# Problems to work on
1: Please reproduce the casita removal article word for word, starting at the words "On June 26, 2014, metal" and stopping after "estimated 300 casitas.".
2: Carry on writing the casita removal article, picking up right after its last sentence.

# Source extract
....

This is a post by Katie Wagner of the Office of Response and Restoration’s Assessment and Restoration Division.

On June 26, 2014, metal sheets, cinder blocks, and pieces of lumber began rising to the ocean’s surface in the Florida Keys National Marine Sanctuary. This unusual activity marked the beginning of a project to remove materials used as illegal lobster fishing devices called “casitas” from sanctuary waters. Over the course of two months, the NOAA-led restoration team plans to visit 297 locations to recover and destroy an estimated 300 casitas.

NOAA’s Restoration Center is leading the project with the help of two contractors, Tetra Tech and Adventure Environmental, Inc. The removal effort is part of a criminal case against a commercial diver who for years used casitas to poach spiny lobsters from sanctuary waters. An organized industry, the illegal use of casitas to catch lobsters in the Florida Keys not only impacts the commercial lobster fishery but also injures seafloor habitat and marine life.

Casitas—Spanish for “little houses”—do not resemble traditional spiny lobster traps made of wooden slats and frames. “Casitas look like six-inch-high coffee tables and can be made of various materials,” explains NOAA marine habitat restoration specialist Sean Meehan, who is overseeing the removal effort.

The legs of the casitas can be made of treated lumber, parking blocks, or cinder blocks. Their roofs often are made of corrugated tin, plastic, quarter-inch steel, cement, dumpster walls, or other panel-like structures.

....

# Raw data
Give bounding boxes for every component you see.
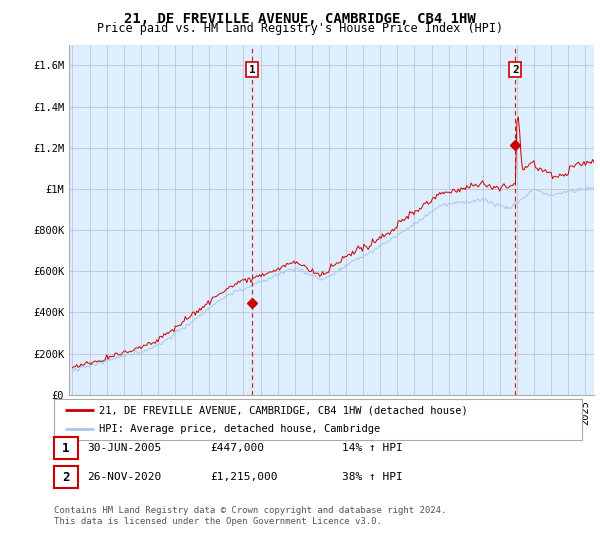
- Text: 2: 2: [62, 470, 70, 484]
- Text: Contains HM Land Registry data © Crown copyright and database right 2024.
This d: Contains HM Land Registry data © Crown c…: [54, 506, 446, 526]
- Text: HPI: Average price, detached house, Cambridge: HPI: Average price, detached house, Camb…: [99, 424, 380, 433]
- Text: £447,000: £447,000: [210, 443, 264, 453]
- Text: 2: 2: [512, 64, 519, 74]
- Text: 1: 1: [62, 441, 70, 455]
- Text: 26-NOV-2020: 26-NOV-2020: [87, 472, 161, 482]
- Text: 21, DE FREVILLE AVENUE, CAMBRIDGE, CB4 1HW: 21, DE FREVILLE AVENUE, CAMBRIDGE, CB4 1…: [124, 12, 476, 26]
- Text: Price paid vs. HM Land Registry's House Price Index (HPI): Price paid vs. HM Land Registry's House …: [97, 22, 503, 35]
- Text: £1,215,000: £1,215,000: [210, 472, 277, 482]
- Text: 14% ↑ HPI: 14% ↑ HPI: [342, 443, 403, 453]
- Text: 21, DE FREVILLE AVENUE, CAMBRIDGE, CB4 1HW (detached house): 21, DE FREVILLE AVENUE, CAMBRIDGE, CB4 1…: [99, 405, 467, 415]
- Text: 38% ↑ HPI: 38% ↑ HPI: [342, 472, 403, 482]
- Text: 1: 1: [248, 64, 256, 74]
- Text: 30-JUN-2005: 30-JUN-2005: [87, 443, 161, 453]
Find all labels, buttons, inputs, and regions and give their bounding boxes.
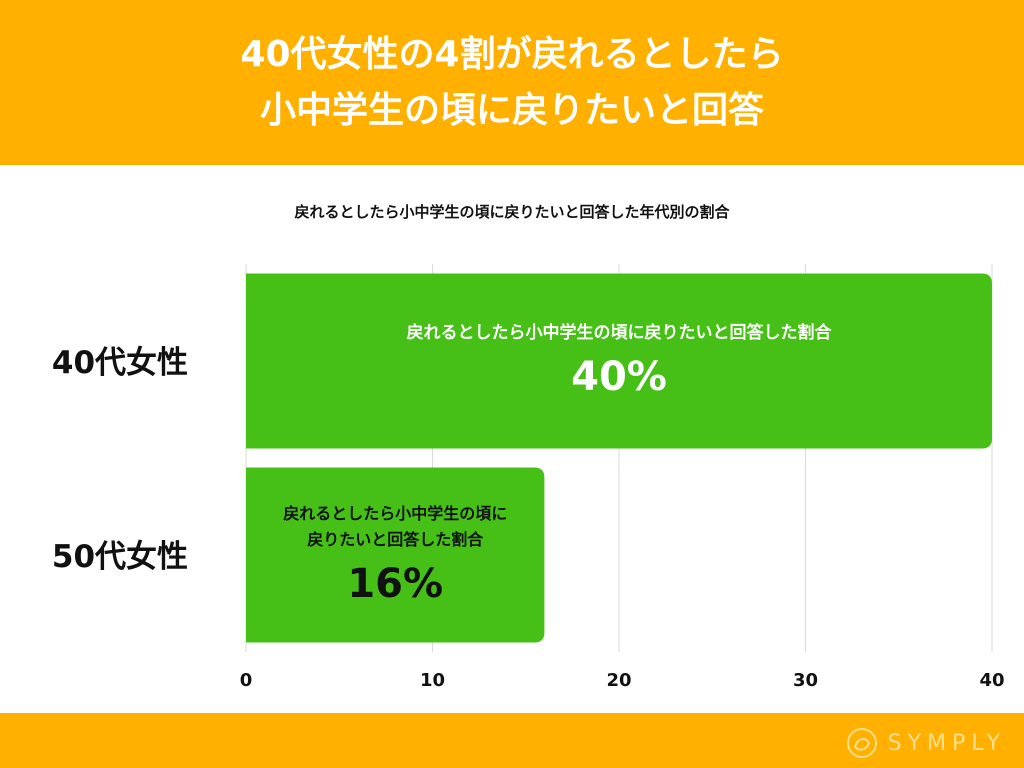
header-title-line2: 小中学生の頃に戻りたいと回答 [259,89,764,131]
logo-text: SYMPLY [887,730,1006,756]
x-tick-label: 0 [240,670,253,691]
category-label: 50代女性 [52,539,188,575]
bar-annotation: 戻れるとしたら小中学生の頃に戻りたいと回答した割合 40% [246,274,992,449]
logo-mark-icon [846,728,877,758]
bar-chart: 40代女性 50代女性 0 10 20 30 40 [52,264,1005,691]
header-title-line1: 40代女性の4割が戻れるとしたら [240,33,784,75]
footer-banner: SYMPLY [0,713,1024,768]
x-tick-label: 20 [606,670,631,691]
header-banner: 40代女性の4割が戻れるとしたら 小中学生の頃に戻りたいと回答 [0,0,1024,165]
bar-label: 戻れるとしたら小中学生の頃に 戻りたいと回答した割合 [283,504,508,549]
chart-title: 戻れるとしたら小中学生の頃に戻りたいと回答した年代別の割合 [294,203,730,221]
brand-logo: SYMPLY [844,725,1006,761]
value-label: 40% [571,354,667,400]
x-tick-label: 30 [793,670,818,691]
bar [246,273,992,449]
bar-annotation: 戻れるとしたら小中学生の頃に 戻りたいと回答した割合 16% [246,468,544,643]
x-tick-label: 10 [420,670,445,691]
x-tick-label: 40 [979,670,1004,691]
value-label: 16% [347,561,444,607]
bar [246,467,545,643]
bar-label: 戻れるとしたら小中学生の頃に戻りたいと回答した割合 [406,323,832,343]
category-label: 40代女性 [52,345,188,381]
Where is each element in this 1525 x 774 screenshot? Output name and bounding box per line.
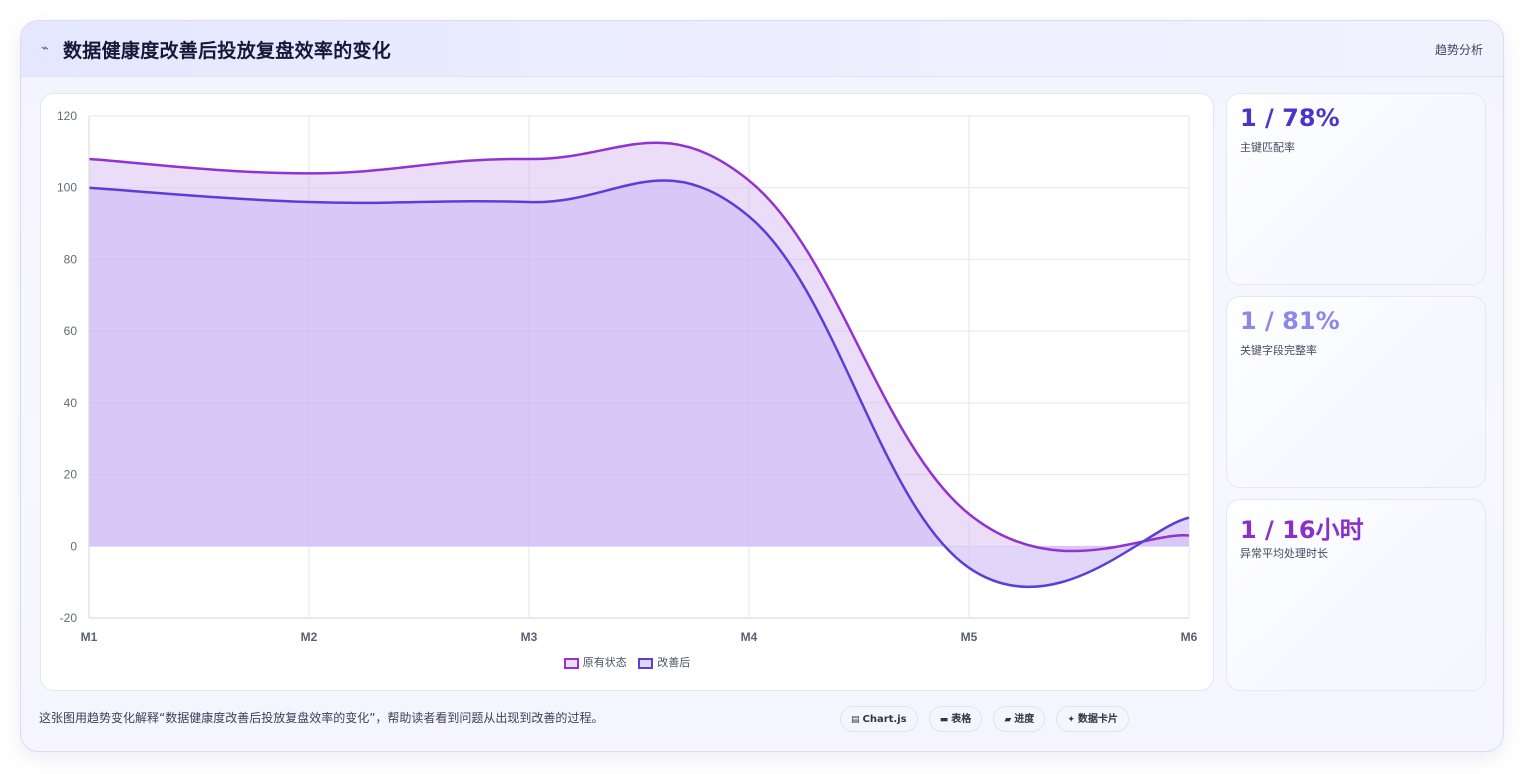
x-tick-label: M6: [1181, 630, 1198, 644]
trend-analysis-tag[interactable]: 趋势分析: [1434, 43, 1483, 57]
chart-legend: 原有状态 改善后: [41, 654, 1213, 670]
kpi-value: 1 / 78%: [1240, 104, 1340, 132]
report-card: ⌁ 数据健康度改善后投放复盘效率的变化 趋势分析 120 100 80 60 40 20 0…: [20, 20, 1504, 752]
kpi-label: 主键匹配率: [1240, 141, 1295, 154]
table-icon: ▬: [939, 715, 949, 725]
chart-caption: 这张图用趋势变化解释“数据健康度改善后投放复盘效率的变化”，帮助读者看到问题从出…: [39, 711, 604, 725]
card-header: ⌁ 数据健康度改善后投放复盘效率的变化 趋势分析: [21, 21, 1503, 77]
kpi-label: 关键字段完整率: [1240, 344, 1317, 357]
chip-chartjs[interactable]: ▤ Chart.js: [840, 706, 918, 732]
y-tick-label: 120: [57, 109, 77, 123]
chip-table[interactable]: ▬ 表格: [928, 706, 983, 732]
y-tick-label: 40: [64, 396, 78, 410]
kpi-value: 1 / 16小时: [1240, 516, 1364, 544]
y-tick-label: 80: [64, 252, 78, 266]
chip-progress[interactable]: ▰ 进度: [993, 706, 1046, 732]
legend-item-before[interactable]: 原有状态: [563, 654, 627, 670]
legend-swatch-after: [638, 657, 654, 669]
y-tick-label: 100: [57, 181, 77, 195]
legend-label-before: 原有状态: [582, 656, 627, 669]
kpi-label: 异常平均处理时长: [1240, 547, 1328, 560]
card-icon: ✦: [1067, 715, 1075, 725]
page-title: 数据健康度改善后投放复盘效率的变化: [63, 40, 392, 62]
progress-icon: ▰: [1004, 715, 1012, 725]
trend-line-icon: ⌁: [41, 41, 49, 56]
x-tick-label: M2: [301, 630, 318, 644]
kpi-card-field-completeness: 1 / 81% 关键字段完整率: [1226, 296, 1486, 488]
kpi-card-key-match: 1 / 78% 主键匹配率: [1226, 93, 1486, 285]
x-tick-label: M3: [521, 630, 538, 644]
chart-panel: 120 100 80 60 40 20 0 -20 M1 M2 M3 M4 M5 M6 原有状态 改善后: [40, 93, 1214, 691]
chip-data-card[interactable]: ✦ 数据卡片: [1056, 706, 1129, 732]
legend-swatch-before: [563, 657, 579, 669]
legend-label-after: 改善后: [657, 656, 691, 669]
y-tick-label: 60: [64, 324, 78, 338]
tech-chips: ▤ Chart.js ▬ 表格 ▰ 进度 ✦ 数据卡片: [840, 706, 1135, 732]
x-tick-label: M4: [741, 630, 758, 644]
x-tick-label: M1: [81, 630, 98, 644]
y-tick-label: 20: [64, 468, 78, 482]
series-before-line: [88, 141, 1190, 553]
y-tick-label: -20: [60, 611, 78, 625]
series-after-area: [89, 180, 1189, 587]
legend-item-after[interactable]: 改善后: [638, 654, 690, 670]
kpi-value: 1 / 81%: [1240, 307, 1340, 335]
chart-icon: ▤: [851, 715, 860, 725]
x-tick-label: M5: [961, 630, 978, 644]
series-after-line: [88, 179, 1190, 589]
kpi-card-anomaly-time: 1 / 16小时 异常平均处理时长: [1226, 499, 1486, 691]
y-tick-label: 0: [70, 539, 77, 553]
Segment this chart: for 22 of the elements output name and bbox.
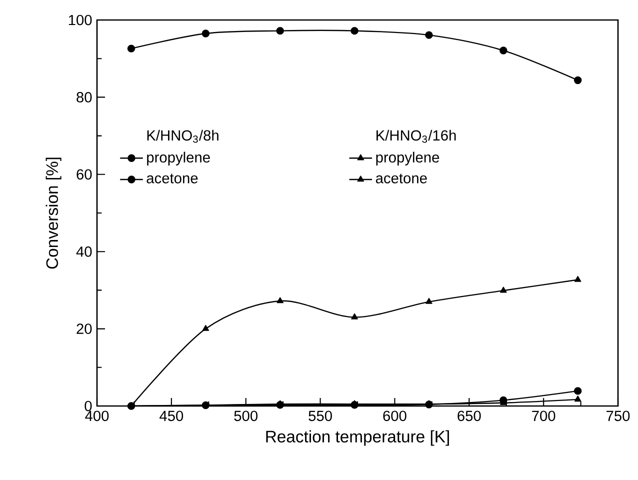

....

# Results for the exercise
1:
On June 26, 2014, metal sheets, cinder blocks, and pieces of lumber began rising to the ocean’s surface in the Florida Keys National Marine Sanctuary. This unusual activity marked the beginning of a project to remove materials used as illegal lobster fishing devices called “casitas” from sanctuary waters. Over the course of two months, the NOAA-led restoration team plans to visit 297 locations to recover and destroy an estimated 300 casitas.

2:
Poachers place casitas on the seafloor to attract spiny lobsters to a known location, where divers can return to quite the illegal catch.

A spiny lobster in a casita on the seafloor.

A spiny lobster in a casita. (NOAA)

“Casitas speak to the ecology and behavior of these lobsters,” says Meehan. “Lobsters feed at night and look for places to hide during the day. They are gregarious and like to assemble in groups under these structures.” When the lobsters are grouped under these casitas, divers can poach as many as 1,500 in one day, exceeding the daily catch limit of 250.

In addition to providing an unfair advantage to the few criminal divers using this method, the illegal use of casitas can harm the seafloor environment. A Natural Resource Damage Assessment, led by NOAA’s Restoration Center in 2008, concluded that the casitas injured seagrass and hard bottom areas, where marine life such as corals and sponges made their home. The structures can smother corals, sea fans, sponges, and seagrass, as well as the habitat that supports spiny lobster, fish, and other bottom-dwelling creatures.

Casitas are also considered marine debris and potentially can harm other habitats and organisms. When left on the ocean bottom, casitas can cause damage to a wider area when strong currents and storms move them across the seafloor, scraping across seagrass and smothering marine life.

“We know these casitas, as they are currently being built, move during storm events and also can be moved by divers to new areas,” says Meehan. However, simply removing the casitas will allow the seafloor to recover and support the many marine species in the sanctuary.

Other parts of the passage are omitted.